Brief » How many lines in the entries below include the string "those"? Answer with the number only.

Excerpt from a dataset
-- begin --

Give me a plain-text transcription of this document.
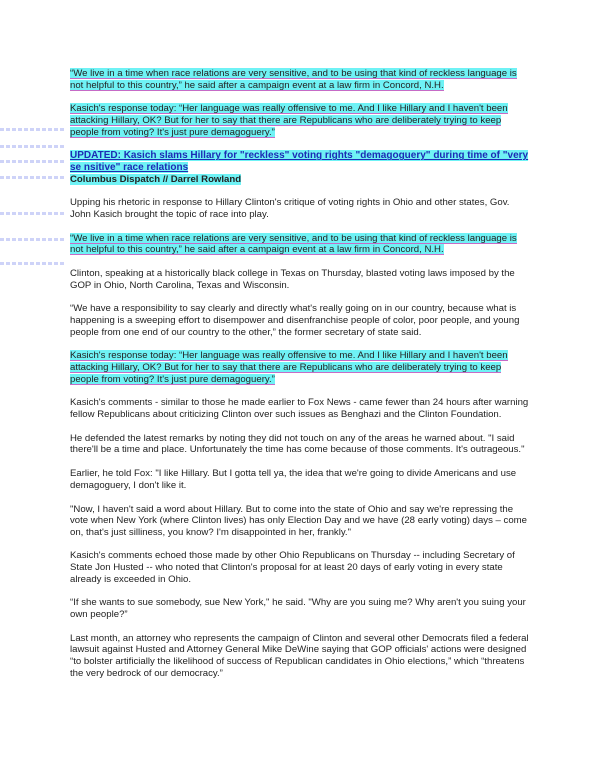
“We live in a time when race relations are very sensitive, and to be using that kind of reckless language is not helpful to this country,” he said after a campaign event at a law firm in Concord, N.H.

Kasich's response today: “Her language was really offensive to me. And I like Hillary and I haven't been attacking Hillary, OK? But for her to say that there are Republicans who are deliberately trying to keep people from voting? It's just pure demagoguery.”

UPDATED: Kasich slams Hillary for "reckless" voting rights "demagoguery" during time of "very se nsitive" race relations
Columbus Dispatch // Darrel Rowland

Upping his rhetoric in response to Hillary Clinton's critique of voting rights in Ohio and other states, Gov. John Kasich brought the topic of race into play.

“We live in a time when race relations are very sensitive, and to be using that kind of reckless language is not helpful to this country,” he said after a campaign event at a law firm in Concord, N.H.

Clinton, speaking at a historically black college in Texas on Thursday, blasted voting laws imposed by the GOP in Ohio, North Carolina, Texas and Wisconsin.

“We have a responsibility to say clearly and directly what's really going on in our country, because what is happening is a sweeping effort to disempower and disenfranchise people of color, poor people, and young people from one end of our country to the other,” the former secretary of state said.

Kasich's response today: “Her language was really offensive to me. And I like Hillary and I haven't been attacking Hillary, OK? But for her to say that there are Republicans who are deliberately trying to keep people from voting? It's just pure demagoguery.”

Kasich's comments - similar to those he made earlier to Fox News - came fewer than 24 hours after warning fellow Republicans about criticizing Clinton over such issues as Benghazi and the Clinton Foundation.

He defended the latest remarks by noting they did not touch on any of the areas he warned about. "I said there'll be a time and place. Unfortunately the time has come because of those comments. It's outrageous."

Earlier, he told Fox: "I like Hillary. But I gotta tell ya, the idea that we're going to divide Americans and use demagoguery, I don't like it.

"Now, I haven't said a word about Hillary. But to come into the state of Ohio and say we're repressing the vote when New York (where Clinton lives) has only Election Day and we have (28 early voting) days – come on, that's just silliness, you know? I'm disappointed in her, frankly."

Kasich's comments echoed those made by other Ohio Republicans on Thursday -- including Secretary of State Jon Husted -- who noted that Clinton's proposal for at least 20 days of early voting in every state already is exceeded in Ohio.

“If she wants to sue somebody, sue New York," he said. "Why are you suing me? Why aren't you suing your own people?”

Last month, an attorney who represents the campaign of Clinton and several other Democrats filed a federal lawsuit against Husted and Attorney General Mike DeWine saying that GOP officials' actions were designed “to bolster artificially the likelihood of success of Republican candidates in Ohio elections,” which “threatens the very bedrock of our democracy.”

-- end --

Task solution » 3